> [What you are asked to do]: Gather every line of the records below that contains the word "assertions", copying each line unchanged.

____ Material for this task

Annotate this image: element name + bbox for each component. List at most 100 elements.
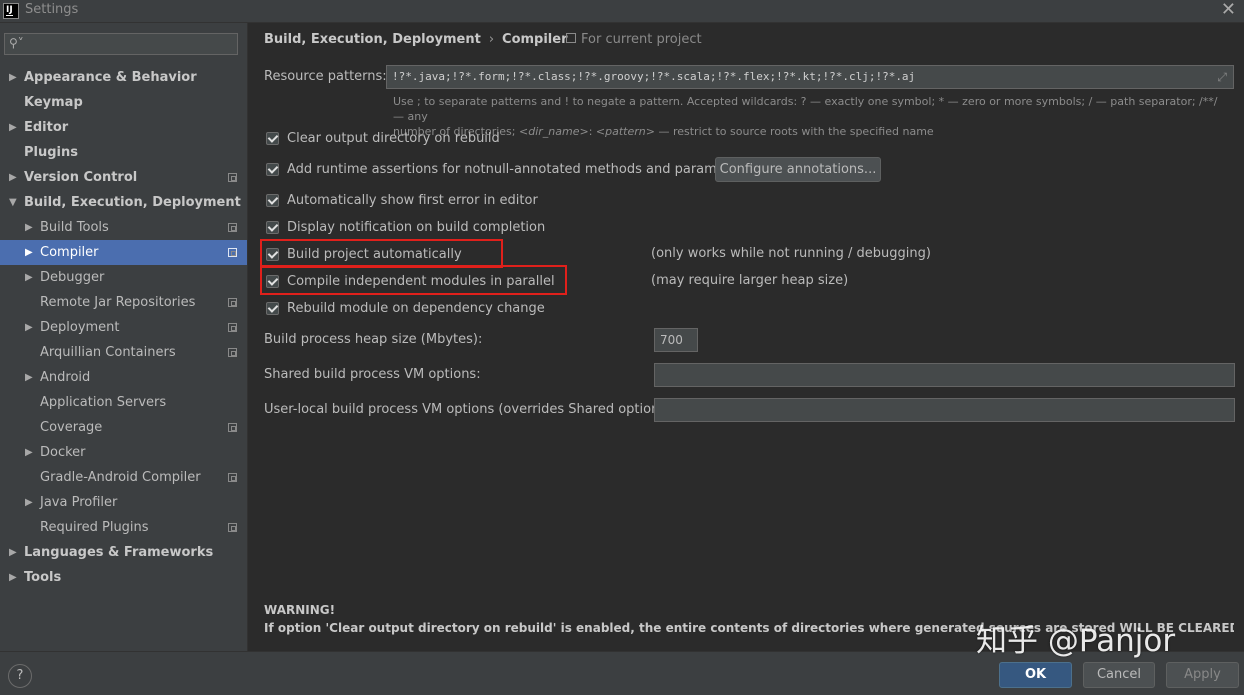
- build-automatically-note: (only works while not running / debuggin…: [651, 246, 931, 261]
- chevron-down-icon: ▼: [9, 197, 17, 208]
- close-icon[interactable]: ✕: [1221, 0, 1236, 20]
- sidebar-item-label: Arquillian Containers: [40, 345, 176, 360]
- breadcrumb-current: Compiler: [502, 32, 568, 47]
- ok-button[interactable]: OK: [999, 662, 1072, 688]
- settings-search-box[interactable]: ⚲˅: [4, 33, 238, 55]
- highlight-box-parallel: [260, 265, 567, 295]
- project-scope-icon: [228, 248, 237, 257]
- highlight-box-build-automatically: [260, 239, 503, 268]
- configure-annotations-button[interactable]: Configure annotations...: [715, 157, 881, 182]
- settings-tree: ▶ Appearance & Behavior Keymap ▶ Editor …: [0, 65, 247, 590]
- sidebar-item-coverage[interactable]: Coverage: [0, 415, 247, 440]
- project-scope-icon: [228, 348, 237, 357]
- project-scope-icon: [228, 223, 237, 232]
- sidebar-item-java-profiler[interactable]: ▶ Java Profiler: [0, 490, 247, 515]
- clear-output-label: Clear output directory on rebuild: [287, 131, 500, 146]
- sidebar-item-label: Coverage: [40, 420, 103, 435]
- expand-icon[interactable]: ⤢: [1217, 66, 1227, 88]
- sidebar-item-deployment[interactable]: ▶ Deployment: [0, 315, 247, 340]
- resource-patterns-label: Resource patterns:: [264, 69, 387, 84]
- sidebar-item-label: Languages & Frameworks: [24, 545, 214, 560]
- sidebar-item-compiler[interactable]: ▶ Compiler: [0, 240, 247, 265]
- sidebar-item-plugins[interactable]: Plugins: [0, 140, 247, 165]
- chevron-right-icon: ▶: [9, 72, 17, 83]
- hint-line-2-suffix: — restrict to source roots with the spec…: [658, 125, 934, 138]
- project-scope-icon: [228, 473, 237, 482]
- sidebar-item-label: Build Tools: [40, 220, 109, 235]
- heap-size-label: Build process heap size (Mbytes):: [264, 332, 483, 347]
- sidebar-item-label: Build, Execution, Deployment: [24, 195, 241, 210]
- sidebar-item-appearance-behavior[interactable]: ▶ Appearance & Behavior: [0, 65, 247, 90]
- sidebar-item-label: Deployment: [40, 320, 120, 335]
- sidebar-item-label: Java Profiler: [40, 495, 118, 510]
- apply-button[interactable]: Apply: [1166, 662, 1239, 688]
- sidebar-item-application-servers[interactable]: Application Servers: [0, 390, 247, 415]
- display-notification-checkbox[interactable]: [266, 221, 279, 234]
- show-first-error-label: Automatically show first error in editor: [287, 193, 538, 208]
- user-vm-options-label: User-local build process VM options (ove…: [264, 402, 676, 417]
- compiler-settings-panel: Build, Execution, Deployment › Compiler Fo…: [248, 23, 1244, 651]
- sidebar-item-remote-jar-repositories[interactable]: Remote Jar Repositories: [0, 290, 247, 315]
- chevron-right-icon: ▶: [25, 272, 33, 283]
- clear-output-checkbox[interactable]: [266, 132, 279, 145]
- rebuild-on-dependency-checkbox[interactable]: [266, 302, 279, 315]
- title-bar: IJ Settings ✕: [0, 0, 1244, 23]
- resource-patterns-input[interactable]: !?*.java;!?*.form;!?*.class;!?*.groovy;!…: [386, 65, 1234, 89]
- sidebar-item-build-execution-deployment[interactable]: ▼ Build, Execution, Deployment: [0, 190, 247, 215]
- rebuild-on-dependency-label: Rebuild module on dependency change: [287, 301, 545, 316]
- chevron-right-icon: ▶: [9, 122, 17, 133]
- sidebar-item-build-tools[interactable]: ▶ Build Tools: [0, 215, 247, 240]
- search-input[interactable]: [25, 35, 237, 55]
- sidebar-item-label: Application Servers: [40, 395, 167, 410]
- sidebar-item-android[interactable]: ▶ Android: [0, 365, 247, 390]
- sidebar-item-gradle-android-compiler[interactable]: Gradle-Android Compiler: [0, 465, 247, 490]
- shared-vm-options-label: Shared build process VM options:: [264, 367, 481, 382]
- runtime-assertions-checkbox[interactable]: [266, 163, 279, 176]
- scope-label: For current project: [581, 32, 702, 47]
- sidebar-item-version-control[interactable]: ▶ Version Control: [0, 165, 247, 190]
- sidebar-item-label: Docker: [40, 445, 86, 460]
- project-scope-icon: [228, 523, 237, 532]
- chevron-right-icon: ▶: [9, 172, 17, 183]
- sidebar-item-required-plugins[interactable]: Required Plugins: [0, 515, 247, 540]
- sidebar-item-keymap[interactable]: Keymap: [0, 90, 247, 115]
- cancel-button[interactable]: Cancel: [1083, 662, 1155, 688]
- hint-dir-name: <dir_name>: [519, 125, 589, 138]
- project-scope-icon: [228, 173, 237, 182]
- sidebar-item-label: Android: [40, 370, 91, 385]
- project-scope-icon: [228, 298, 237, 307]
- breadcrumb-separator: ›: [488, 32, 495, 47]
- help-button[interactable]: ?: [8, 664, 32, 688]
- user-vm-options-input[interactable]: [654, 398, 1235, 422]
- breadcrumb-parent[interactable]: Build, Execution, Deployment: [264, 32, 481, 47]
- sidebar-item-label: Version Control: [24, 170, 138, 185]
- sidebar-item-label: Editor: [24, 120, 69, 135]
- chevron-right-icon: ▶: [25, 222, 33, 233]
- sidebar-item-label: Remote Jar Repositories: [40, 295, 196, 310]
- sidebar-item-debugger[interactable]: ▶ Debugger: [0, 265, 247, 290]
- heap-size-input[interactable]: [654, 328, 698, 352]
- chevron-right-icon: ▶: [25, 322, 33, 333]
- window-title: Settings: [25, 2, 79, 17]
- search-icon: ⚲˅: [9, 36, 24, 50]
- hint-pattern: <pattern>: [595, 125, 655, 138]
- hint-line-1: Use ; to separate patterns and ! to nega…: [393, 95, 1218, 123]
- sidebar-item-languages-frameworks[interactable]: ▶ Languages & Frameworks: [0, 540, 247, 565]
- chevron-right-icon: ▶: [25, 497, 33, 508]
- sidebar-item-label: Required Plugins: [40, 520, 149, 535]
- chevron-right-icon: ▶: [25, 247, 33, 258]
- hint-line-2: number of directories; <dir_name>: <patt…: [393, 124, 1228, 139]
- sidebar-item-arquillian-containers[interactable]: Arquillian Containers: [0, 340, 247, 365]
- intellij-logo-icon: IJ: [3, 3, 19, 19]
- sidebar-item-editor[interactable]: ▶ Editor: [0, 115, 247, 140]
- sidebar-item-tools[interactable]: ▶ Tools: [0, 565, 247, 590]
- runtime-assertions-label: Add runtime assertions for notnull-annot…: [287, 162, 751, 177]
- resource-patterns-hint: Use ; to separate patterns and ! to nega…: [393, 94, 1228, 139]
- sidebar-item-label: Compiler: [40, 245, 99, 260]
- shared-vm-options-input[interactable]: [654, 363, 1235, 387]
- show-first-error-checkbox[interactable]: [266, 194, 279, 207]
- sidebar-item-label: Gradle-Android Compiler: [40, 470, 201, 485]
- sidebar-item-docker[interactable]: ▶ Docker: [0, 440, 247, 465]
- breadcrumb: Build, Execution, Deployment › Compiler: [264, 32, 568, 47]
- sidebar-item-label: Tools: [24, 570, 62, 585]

________

> [Exercise answer]:
- runtime-assertions-checkbox[interactable]: [266, 163, 279, 176]
- runtime-assertions-label: Add runtime assertions for notnull-annot…: [287, 162, 751, 177]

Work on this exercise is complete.